Task requirements: Select the lines that contain "production" and copy each of them.

(Source data)
────────────────────────────────────────

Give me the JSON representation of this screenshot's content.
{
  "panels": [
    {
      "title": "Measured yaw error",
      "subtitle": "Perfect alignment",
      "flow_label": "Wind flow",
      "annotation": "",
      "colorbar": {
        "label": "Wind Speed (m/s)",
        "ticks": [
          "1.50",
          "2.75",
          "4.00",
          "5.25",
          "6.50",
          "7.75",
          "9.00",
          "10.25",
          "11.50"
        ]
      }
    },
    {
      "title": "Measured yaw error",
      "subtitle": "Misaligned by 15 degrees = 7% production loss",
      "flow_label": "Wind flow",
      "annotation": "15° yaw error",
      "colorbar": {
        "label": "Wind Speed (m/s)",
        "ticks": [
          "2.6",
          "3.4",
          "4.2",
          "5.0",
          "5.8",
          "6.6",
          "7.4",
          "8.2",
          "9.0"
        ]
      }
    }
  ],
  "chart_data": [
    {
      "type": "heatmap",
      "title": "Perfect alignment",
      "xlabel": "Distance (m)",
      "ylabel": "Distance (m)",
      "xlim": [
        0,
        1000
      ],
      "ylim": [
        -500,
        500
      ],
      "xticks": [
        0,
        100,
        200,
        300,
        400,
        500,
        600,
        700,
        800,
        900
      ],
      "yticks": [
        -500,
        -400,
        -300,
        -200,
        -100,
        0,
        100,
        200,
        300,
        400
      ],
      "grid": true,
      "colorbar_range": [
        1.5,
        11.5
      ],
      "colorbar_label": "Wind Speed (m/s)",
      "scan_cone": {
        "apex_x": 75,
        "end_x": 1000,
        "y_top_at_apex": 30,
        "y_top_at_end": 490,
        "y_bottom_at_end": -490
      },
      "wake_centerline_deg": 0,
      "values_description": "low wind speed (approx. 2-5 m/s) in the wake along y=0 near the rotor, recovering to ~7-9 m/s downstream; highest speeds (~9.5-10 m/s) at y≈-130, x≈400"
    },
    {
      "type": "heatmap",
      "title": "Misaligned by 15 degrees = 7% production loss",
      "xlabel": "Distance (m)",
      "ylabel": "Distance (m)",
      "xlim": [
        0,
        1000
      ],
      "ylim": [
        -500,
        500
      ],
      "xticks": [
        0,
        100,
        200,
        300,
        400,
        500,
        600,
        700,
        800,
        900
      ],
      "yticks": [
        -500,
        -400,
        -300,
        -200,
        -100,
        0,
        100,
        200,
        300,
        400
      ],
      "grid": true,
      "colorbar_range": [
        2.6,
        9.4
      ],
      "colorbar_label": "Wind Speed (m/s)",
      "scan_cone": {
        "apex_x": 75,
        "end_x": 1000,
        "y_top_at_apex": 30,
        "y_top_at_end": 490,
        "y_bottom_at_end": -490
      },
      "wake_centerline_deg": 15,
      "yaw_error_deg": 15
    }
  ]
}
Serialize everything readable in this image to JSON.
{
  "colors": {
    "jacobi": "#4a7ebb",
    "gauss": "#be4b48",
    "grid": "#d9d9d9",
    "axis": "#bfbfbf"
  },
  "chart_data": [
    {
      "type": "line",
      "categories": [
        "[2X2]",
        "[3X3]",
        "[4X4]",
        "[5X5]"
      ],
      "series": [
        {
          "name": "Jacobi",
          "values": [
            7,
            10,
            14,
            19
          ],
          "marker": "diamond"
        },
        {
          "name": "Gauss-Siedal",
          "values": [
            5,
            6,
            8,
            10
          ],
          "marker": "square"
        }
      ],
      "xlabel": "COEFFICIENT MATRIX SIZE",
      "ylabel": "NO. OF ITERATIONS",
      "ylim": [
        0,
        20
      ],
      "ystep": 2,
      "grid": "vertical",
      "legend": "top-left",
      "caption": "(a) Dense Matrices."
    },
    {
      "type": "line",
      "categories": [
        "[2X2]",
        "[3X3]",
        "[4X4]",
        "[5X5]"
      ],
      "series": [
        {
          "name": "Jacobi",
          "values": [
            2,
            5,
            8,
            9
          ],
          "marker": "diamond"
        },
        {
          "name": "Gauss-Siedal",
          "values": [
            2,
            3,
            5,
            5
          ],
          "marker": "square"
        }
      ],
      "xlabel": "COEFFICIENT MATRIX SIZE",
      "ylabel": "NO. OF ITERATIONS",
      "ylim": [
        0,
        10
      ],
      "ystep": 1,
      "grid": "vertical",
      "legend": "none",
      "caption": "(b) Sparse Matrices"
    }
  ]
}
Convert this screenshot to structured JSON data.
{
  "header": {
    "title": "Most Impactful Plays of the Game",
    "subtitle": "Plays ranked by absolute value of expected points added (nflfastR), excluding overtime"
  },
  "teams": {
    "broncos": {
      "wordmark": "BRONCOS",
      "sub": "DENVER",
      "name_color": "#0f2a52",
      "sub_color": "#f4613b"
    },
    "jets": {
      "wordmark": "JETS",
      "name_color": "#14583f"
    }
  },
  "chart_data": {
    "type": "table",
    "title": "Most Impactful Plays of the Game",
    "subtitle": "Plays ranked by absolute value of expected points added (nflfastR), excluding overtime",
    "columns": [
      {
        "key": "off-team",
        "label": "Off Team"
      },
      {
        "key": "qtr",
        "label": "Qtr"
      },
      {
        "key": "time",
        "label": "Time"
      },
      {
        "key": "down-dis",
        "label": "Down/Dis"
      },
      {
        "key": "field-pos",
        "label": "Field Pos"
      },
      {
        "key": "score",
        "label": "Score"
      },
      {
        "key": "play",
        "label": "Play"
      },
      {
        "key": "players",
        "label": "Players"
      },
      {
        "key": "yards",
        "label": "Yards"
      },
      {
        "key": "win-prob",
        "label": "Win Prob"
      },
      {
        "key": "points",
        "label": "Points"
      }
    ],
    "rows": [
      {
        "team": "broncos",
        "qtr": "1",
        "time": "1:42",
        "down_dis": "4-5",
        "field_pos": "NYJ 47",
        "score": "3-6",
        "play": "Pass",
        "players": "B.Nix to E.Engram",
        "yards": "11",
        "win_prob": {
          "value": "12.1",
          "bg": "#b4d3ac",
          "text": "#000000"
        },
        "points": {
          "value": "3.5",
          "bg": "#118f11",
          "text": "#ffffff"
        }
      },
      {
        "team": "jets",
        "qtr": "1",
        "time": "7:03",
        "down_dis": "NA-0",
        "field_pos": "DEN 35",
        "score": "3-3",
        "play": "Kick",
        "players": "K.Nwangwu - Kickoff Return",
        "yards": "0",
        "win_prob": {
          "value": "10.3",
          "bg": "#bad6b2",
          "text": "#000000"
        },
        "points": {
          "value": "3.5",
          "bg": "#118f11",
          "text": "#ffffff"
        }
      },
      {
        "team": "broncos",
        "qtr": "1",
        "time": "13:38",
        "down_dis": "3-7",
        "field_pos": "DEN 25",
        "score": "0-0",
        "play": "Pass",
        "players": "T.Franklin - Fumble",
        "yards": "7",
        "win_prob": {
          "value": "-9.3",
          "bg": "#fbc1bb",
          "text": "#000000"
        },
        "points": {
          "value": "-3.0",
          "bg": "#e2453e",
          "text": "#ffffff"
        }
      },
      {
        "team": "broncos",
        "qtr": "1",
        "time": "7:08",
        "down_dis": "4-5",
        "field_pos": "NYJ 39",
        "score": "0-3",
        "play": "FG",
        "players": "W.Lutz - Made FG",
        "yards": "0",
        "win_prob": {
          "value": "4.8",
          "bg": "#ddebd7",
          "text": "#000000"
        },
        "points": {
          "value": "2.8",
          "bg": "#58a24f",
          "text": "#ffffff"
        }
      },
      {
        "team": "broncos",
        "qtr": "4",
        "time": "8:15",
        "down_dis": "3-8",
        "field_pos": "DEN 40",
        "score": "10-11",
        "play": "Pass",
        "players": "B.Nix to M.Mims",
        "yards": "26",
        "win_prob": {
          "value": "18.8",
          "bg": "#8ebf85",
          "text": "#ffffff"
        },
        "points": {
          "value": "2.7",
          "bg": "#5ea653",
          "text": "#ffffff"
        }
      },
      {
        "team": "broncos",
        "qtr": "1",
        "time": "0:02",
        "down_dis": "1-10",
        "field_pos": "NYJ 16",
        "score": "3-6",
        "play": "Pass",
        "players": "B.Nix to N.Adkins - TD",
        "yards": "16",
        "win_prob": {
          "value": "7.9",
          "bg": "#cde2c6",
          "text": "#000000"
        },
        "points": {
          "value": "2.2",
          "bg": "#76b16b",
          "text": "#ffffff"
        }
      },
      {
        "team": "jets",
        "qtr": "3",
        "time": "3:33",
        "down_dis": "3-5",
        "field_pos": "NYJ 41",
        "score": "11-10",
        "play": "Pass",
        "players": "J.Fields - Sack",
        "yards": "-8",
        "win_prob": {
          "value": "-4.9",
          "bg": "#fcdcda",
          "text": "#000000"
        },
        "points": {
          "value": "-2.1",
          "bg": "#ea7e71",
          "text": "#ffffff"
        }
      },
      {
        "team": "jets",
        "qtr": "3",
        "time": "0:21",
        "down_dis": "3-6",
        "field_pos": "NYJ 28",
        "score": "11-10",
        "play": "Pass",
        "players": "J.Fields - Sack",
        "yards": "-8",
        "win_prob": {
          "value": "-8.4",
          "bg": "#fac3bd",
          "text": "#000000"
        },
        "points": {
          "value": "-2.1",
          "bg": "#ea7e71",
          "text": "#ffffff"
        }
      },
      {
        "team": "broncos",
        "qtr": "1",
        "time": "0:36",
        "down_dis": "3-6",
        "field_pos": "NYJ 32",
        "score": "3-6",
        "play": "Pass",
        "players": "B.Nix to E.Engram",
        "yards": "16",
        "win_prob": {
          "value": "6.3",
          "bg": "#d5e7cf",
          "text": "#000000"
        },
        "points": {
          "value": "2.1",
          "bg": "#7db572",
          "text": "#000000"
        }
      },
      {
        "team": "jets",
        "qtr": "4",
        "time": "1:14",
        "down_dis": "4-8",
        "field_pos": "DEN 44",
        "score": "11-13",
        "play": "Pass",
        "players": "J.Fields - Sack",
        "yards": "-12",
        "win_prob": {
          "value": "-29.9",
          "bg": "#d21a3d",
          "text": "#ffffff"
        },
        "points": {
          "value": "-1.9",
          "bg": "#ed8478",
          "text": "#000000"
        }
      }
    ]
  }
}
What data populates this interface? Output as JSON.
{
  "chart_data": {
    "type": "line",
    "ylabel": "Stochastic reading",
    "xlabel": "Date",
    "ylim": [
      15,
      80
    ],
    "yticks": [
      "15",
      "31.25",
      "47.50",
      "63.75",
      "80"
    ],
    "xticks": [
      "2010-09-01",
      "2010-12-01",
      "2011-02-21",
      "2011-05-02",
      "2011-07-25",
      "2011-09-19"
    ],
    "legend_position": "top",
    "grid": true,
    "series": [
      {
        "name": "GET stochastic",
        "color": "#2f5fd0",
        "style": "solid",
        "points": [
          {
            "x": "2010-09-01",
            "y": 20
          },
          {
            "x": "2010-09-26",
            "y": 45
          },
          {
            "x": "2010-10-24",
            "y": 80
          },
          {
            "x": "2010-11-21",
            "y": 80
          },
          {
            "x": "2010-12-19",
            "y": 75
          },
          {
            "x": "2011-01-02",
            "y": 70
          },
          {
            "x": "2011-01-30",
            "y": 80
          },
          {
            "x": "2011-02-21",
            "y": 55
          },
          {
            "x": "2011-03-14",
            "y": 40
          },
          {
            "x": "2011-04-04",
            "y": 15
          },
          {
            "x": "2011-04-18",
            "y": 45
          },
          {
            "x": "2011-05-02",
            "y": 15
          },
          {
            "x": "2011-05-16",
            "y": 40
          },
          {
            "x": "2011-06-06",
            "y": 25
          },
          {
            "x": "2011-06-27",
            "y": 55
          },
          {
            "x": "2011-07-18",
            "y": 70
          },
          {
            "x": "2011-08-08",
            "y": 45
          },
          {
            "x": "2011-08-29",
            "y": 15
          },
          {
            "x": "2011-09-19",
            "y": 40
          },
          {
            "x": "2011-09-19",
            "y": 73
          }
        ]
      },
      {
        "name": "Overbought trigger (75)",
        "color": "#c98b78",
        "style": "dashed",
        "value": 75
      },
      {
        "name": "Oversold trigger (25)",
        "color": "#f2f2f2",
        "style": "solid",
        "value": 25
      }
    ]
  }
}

────────────────────────────────────────

Solution for this task:
      "subtitle": "Misaligned by 15 degrees = 7% production loss",
      "title": "Misaligned by 15 degrees = 7% production loss",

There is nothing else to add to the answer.